-- Start DATA RECORDS --
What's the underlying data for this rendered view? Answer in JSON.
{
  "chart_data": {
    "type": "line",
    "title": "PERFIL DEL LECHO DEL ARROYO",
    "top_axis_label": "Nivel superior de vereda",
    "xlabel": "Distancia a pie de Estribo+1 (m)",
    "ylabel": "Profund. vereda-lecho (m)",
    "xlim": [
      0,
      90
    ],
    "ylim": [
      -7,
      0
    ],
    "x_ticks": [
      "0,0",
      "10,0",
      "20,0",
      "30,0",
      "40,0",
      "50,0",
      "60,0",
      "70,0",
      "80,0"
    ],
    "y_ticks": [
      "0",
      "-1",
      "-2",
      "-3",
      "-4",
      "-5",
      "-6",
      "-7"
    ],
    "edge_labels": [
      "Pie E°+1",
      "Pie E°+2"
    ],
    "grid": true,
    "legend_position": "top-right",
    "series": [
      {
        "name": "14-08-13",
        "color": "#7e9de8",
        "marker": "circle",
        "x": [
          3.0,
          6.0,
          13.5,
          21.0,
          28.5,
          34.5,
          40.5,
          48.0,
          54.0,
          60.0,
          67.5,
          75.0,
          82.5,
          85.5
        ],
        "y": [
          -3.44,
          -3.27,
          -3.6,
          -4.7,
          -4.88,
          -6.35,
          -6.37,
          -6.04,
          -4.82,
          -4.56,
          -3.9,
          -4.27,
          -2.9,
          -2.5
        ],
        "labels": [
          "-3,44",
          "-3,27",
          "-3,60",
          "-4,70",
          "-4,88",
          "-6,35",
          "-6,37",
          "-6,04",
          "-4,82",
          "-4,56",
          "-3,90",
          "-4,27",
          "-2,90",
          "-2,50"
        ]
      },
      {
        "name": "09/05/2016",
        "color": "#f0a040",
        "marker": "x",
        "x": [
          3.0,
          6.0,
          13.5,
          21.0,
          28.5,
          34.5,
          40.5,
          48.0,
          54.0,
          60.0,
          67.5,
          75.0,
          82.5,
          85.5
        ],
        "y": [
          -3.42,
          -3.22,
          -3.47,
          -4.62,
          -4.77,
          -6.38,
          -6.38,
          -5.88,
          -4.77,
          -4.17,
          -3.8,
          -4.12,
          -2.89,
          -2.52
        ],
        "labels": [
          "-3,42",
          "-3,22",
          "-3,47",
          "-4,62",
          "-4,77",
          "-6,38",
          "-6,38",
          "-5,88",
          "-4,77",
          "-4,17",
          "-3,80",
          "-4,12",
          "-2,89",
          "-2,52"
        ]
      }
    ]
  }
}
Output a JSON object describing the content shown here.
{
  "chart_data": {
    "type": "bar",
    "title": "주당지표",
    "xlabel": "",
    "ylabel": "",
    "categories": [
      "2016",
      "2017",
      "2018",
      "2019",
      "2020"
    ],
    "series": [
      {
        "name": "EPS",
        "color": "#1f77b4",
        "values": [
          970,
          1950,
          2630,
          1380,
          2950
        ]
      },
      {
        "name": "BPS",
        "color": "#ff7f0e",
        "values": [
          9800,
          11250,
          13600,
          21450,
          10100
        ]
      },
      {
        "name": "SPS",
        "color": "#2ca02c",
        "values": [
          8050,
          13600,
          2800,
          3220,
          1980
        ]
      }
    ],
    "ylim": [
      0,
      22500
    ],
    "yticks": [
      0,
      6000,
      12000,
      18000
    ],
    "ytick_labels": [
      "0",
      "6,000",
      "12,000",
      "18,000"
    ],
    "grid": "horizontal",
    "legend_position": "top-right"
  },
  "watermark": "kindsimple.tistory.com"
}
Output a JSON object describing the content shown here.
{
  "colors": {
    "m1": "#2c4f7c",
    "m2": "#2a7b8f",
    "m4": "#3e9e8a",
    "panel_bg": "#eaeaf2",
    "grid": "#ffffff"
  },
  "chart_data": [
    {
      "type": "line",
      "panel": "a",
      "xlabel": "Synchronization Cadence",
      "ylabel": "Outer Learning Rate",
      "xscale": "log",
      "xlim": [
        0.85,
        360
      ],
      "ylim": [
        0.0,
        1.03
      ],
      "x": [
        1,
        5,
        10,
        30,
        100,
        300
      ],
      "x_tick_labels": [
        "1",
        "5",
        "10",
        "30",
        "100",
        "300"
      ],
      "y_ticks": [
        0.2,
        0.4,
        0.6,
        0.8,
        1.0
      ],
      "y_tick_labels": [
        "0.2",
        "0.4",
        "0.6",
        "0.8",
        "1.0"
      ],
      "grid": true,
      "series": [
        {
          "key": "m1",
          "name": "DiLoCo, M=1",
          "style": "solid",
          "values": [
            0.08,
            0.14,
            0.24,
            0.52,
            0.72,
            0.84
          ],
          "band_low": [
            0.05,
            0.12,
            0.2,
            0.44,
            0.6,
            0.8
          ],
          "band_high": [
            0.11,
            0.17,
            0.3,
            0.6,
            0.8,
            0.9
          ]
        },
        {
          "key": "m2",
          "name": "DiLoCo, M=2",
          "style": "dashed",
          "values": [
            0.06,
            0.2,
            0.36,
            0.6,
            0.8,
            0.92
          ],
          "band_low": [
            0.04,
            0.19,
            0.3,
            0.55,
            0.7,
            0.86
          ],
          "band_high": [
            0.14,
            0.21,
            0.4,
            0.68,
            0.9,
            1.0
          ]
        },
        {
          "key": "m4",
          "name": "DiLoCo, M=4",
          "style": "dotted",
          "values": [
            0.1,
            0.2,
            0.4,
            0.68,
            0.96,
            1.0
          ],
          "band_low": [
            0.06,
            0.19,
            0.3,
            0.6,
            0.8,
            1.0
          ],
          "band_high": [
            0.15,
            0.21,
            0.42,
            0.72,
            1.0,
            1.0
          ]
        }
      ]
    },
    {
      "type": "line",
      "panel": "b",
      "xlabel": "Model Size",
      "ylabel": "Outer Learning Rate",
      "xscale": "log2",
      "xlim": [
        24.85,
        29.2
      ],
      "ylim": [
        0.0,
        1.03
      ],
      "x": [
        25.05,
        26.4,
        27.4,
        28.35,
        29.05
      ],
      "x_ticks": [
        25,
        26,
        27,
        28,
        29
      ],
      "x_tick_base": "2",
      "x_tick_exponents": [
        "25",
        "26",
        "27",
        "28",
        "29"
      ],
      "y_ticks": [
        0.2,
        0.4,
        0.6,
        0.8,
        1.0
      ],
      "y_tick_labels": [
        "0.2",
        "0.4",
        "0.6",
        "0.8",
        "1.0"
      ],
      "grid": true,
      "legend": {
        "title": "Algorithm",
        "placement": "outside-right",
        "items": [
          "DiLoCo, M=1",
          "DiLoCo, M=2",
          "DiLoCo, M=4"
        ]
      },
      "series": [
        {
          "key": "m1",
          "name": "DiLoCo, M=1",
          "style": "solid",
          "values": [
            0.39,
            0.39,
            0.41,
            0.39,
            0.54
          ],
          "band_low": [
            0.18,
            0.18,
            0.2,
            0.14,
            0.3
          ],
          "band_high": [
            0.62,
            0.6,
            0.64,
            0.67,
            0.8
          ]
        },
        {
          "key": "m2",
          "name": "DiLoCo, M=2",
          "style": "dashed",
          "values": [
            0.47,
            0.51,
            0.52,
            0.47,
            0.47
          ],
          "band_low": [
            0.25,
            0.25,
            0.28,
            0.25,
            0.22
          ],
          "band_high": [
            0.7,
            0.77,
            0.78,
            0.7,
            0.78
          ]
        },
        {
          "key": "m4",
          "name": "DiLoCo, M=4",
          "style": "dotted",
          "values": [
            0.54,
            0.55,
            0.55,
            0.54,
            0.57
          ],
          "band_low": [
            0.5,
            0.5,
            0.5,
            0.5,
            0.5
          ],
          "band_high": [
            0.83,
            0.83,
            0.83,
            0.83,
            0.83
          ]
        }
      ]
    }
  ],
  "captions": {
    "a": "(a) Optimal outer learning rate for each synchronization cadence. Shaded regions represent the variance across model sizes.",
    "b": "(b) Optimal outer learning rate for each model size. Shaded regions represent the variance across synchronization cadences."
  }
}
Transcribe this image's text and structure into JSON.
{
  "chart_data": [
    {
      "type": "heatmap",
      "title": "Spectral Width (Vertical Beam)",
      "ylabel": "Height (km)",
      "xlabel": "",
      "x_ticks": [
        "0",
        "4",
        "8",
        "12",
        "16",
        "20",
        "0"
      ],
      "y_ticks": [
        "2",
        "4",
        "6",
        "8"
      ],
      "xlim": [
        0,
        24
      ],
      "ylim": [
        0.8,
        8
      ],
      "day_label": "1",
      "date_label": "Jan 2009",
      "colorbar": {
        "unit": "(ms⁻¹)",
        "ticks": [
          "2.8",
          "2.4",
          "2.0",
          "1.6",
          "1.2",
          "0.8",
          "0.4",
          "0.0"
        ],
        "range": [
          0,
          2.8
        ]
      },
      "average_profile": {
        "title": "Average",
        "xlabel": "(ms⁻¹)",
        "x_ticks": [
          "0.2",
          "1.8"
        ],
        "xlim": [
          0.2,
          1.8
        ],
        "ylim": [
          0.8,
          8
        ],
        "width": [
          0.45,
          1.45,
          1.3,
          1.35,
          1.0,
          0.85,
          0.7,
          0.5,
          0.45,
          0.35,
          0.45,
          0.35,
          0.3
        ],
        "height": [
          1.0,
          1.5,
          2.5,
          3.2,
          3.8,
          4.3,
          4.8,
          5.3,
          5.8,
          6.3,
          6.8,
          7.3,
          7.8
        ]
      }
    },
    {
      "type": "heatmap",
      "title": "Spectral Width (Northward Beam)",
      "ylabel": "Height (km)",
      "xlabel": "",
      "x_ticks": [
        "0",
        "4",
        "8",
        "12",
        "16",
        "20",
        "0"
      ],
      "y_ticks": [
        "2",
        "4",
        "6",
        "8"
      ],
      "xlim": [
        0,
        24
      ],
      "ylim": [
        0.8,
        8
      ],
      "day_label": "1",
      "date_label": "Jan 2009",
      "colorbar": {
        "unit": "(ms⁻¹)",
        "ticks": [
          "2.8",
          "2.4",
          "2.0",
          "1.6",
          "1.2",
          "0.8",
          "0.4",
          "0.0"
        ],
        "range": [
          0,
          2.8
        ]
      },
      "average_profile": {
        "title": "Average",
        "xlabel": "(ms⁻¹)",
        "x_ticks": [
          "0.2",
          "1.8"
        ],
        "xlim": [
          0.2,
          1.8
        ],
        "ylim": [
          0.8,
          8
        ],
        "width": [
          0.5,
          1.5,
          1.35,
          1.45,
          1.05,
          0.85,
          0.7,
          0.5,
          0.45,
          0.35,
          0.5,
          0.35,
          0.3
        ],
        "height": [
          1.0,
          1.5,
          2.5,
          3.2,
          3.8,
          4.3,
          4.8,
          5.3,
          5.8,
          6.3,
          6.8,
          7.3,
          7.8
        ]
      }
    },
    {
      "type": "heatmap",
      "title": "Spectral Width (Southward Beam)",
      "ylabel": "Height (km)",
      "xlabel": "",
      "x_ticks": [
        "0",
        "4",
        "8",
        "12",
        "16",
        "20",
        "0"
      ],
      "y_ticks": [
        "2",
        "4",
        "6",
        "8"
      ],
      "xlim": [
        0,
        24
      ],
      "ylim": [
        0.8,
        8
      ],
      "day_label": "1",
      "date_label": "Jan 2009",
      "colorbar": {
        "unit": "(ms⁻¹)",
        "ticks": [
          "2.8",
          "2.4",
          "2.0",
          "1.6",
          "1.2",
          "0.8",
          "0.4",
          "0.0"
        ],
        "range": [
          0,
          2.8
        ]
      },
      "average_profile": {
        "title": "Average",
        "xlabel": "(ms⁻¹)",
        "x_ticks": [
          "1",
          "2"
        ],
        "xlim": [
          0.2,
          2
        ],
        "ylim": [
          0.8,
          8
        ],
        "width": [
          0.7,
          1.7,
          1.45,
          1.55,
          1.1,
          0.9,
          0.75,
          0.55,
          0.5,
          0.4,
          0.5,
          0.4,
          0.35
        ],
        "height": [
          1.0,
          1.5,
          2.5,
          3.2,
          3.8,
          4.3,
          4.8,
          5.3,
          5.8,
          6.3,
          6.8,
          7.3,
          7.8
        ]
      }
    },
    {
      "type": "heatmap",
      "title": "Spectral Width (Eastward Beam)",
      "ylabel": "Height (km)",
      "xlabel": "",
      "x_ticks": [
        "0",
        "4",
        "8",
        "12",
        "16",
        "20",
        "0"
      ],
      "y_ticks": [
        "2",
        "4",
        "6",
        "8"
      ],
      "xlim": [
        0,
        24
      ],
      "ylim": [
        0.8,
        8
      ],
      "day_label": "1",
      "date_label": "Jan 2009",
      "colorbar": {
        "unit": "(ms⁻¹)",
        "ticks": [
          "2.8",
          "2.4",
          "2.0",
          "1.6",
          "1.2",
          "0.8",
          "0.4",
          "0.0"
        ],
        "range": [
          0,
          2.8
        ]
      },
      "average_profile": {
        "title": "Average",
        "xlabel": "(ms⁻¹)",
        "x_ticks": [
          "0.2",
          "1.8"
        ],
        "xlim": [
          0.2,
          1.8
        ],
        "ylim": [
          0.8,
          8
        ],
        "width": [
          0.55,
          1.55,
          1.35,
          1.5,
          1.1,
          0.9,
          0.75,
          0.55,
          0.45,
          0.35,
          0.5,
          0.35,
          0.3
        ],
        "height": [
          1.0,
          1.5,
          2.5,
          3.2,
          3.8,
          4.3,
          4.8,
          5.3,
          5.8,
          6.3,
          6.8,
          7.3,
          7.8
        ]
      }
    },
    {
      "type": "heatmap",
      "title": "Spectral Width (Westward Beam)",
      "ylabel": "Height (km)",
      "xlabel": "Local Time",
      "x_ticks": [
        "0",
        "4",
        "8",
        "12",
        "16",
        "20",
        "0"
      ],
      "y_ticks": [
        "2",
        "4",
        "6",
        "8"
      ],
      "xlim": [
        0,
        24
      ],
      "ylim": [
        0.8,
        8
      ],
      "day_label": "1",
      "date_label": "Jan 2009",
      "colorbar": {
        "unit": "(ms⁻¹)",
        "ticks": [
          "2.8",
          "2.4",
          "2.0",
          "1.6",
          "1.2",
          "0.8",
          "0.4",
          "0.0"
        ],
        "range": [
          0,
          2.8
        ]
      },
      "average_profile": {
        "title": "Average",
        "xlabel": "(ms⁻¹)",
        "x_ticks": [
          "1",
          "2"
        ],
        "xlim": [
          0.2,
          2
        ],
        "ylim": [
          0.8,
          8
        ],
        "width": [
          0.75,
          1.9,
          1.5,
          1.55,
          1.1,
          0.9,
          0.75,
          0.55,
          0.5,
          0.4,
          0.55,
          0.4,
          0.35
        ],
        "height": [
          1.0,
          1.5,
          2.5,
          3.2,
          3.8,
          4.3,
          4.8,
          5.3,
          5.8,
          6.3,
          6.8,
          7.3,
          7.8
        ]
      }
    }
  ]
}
-- End DATA RECORDS --
Count all lines of the data that include "Optimal". The answer is the number alone.

* _THE SOLUTION_: 2